Set problem: Copy every entry precisely.

Records about charts and figures:
%%
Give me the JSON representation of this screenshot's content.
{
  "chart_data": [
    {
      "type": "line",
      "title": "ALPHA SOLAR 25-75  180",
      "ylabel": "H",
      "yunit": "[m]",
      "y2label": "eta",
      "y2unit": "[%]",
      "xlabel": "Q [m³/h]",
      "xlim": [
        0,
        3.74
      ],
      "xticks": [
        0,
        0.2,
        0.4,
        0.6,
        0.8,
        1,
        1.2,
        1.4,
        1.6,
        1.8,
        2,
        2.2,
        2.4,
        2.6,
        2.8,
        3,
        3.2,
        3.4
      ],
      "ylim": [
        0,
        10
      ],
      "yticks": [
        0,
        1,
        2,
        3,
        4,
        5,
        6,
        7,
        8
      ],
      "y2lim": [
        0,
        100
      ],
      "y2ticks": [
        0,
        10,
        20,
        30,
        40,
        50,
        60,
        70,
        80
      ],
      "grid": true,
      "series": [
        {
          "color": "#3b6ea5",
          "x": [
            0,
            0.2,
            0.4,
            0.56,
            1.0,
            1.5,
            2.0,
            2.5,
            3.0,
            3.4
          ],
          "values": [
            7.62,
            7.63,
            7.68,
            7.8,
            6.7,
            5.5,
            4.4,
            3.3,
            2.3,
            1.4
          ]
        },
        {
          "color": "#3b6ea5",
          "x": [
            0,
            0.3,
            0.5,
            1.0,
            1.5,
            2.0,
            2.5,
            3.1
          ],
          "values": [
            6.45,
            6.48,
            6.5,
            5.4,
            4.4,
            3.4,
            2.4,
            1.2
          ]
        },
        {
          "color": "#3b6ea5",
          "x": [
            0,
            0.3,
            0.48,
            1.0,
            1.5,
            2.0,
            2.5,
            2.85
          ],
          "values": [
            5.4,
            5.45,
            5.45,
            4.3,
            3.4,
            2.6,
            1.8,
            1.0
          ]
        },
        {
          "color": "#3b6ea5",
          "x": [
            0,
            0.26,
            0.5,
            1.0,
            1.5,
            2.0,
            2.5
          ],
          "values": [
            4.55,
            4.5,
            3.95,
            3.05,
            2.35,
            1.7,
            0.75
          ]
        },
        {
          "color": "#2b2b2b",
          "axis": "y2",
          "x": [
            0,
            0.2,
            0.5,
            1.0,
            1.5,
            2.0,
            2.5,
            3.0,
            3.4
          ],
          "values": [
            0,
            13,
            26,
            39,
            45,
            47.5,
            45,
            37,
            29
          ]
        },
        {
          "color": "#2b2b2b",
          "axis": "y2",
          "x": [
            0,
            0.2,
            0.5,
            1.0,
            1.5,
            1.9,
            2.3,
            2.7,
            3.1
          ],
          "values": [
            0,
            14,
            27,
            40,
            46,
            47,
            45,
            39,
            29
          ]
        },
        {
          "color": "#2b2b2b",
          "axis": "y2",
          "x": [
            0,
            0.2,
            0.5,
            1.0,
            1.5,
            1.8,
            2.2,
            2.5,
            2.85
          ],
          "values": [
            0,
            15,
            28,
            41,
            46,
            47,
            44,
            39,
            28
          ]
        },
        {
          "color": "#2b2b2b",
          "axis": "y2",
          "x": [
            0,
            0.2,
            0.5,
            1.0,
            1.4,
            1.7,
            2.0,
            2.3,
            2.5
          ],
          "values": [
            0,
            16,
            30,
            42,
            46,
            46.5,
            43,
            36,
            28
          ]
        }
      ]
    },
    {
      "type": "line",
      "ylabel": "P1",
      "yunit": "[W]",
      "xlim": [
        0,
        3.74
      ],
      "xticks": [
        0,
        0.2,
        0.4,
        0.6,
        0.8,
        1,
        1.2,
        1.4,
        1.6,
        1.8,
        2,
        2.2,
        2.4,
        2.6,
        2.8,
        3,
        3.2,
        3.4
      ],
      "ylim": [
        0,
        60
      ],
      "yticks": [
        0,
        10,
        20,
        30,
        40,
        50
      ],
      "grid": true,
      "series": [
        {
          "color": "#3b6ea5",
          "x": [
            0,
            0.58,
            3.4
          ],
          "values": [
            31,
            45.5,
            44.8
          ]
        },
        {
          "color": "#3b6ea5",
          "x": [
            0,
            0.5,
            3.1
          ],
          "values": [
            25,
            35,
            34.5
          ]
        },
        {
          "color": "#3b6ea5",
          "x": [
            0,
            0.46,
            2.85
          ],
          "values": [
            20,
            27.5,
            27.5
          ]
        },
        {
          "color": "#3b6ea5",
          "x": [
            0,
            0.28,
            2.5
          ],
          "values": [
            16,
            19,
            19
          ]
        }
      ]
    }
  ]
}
%%
Complete answer:
Give me the JSON representation of this screenshot's content.
{
  "chart_data": [
    {
      "type": "line",
      "title": "ALPHA SOLAR 25-75  180",
      "ylabel": "H",
      "yunit": "[m]",
      "y2label": "eta",
      "y2unit": "[%]",
      "xlabel": "Q [m³/h]",
      "xlim": [
        0,
        3.74
      ],
      "xticks": [
        0,
        0.2,
        0.4,
        0.6,
        0.8,
        1,
        1.2,
        1.4,
        1.6,
        1.8,
        2,
        2.2,
        2.4,
        2.6,
        2.8,
        3,
        3.2,
        3.4
      ],
      "ylim": [
        0,
        10
      ],
      "yticks": [
        0,
        1,
        2,
        3,
        4,
        5,
        6,
        7,
        8
      ],
      "y2lim": [
        0,
        100
      ],
      "y2ticks": [
        0,
        10,
        20,
        30,
        40,
        50,
        60,
        70,
        80
      ],
      "grid": true,
      "series": [
        {
          "color": "#3b6ea5",
          "x": [
            0,
            0.2,
            0.4,
            0.56,
            1.0,
            1.5,
            2.0,
            2.5,
            3.0,
            3.4
          ],
          "values": [
            7.62,
            7.63,
            7.68,
            7.8,
            6.7,
            5.5,
            4.4,
            3.3,
            2.3,
            1.4
          ]
        },
        {
          "color": "#3b6ea5",
          "x": [
            0,
            0.3,
            0.5,
            1.0,
            1.5,
            2.0,
            2.5,
            3.1
          ],
          "values": [
            6.45,
            6.48,
            6.5,
            5.4,
            4.4,
            3.4,
            2.4,
            1.2
          ]
        },
        {
          "color": "#3b6ea5",
          "x": [
            0,
            0.3,
            0.48,
            1.0,
            1.5,
            2.0,
            2.5,
            2.85
          ],
          "values": [
            5.4,
            5.45,
            5.45,
            4.3,
            3.4,
            2.6,
            1.8,
            1.0
          ]
        },
        {
          "color": "#3b6ea5",
          "x": [
            0,
            0.26,
            0.5,
            1.0,
            1.5,
            2.0,
            2.5
          ],
          "values": [
            4.55,
            4.5,
            3.95,
            3.05,
            2.35,
            1.7,
            0.75
          ]
        },
        {
          "color": "#2b2b2b",
          "axis": "y2",
          "x": [
            0,
            0.2,
            0.5,
            1.0,
            1.5,
            2.0,
            2.5,
            3.0,
            3.4
          ],
          "values": [
            0,
            13,
            26,
            39,
            45,
            47.5,
            45,
            37,
            29
          ]
        },
        {
          "color": "#2b2b2b",
          "axis": "y2",
          "x": [
            0,
            0.2,
            0.5,
            1.0,
            1.5,
            1.9,
            2.3,
            2.7,
            3.1
          ],
          "values": [
            0,
            14,
            27,
            40,
            46,
            47,
            45,
            39,
            29
          ]
        },
        {
          "color": "#2b2b2b",
          "axis": "y2",
          "x": [
            0,
            0.2,
            0.5,
            1.0,
            1.5,
            1.8,
            2.2,
            2.5,
            2.85
          ],
          "values": [
            0,
            15,
            28,
            41,
            46,
            47,
            44,
            39,
            28
          ]
        },
        {
          "color": "#2b2b2b",
          "axis": "y2",
          "x": [
            0,
            0.2,
            0.5,
            1.0,
            1.4,
            1.7,
            2.0,
            2.3,
            2.5
          ],
          "values": [
            0,
            16,
            30,
            42,
            46,
            46.5,
            43,
            36,
            28
          ]
        }
      ]
    },
    {
      "type": "line",
      "ylabel": "P1",
      "yunit": "[W]",
      "xlim": [
        0,
        3.74
      ],
      "xticks": [
        0,
        0.2,
        0.4,
        0.6,
        0.8,
        1,
        1.2,
        1.4,
        1.6,
        1.8,
        2,
        2.2,
        2.4,
        2.6,
        2.8,
        3,
        3.2,
        3.4
      ],
      "ylim": [
        0,
        60
      ],
      "yticks": [
        0,
        10,
        20,
        30,
        40,
        50
      ],
      "grid": true,
      "series": [
        {
          "color": "#3b6ea5",
          "x": [
            0,
            0.58,
            3.4
          ],
          "values": [
            31,
            45.5,
            44.8
          ]
        },
        {
          "color": "#3b6ea5",
          "x": [
            0,
            0.5,
            3.1
          ],
          "values": [
            25,
            35,
            34.5
          ]
        },
        {
          "color": "#3b6ea5",
          "x": [
            0,
            0.46,
            2.85
          ],
          "values": [
            20,
            27.5,
            27.5
          ]
        },
        {
          "color": "#3b6ea5",
          "x": [
            0,
            0.28,
            2.5
          ],
          "values": [
            16,
            19,
            19
          ]
        }
      ]
    }
  ]
}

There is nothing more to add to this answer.